■ Exercise prompt
Tally up the lines that include "Baixa" and state that number by itself.

■ Entries supplied

※

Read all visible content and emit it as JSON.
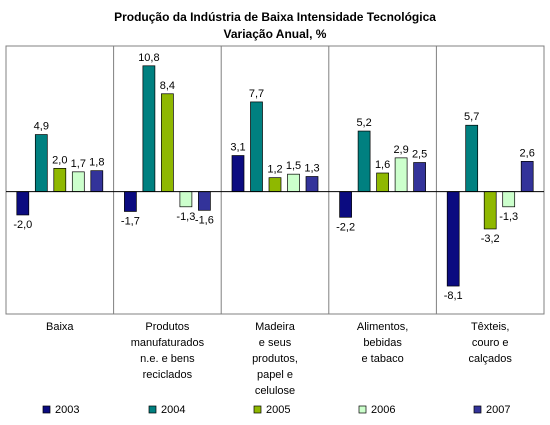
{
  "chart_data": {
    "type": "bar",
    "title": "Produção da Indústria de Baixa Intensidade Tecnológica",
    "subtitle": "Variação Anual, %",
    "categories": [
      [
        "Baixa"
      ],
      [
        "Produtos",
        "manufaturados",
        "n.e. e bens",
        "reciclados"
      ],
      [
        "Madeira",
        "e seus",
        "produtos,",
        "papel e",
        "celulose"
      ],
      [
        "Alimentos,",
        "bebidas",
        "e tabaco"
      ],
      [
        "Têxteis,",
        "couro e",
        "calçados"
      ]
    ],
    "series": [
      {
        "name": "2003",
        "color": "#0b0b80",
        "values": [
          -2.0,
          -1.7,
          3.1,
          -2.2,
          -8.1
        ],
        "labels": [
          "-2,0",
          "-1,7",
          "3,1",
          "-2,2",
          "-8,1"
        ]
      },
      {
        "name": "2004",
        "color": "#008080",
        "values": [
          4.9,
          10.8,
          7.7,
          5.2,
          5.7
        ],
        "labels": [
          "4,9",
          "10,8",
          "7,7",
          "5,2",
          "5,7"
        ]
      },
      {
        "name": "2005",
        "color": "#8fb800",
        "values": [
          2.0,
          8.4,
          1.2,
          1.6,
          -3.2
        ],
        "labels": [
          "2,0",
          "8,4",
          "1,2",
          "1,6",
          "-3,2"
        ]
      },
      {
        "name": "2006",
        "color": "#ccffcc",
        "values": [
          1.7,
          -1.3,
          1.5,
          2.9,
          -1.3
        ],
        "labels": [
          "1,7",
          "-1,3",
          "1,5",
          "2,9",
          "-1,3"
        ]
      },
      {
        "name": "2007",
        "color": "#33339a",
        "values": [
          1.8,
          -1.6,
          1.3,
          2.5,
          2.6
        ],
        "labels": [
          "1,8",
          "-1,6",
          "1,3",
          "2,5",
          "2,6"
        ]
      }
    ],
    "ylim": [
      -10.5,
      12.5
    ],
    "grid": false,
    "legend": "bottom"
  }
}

※

■ Written answer
2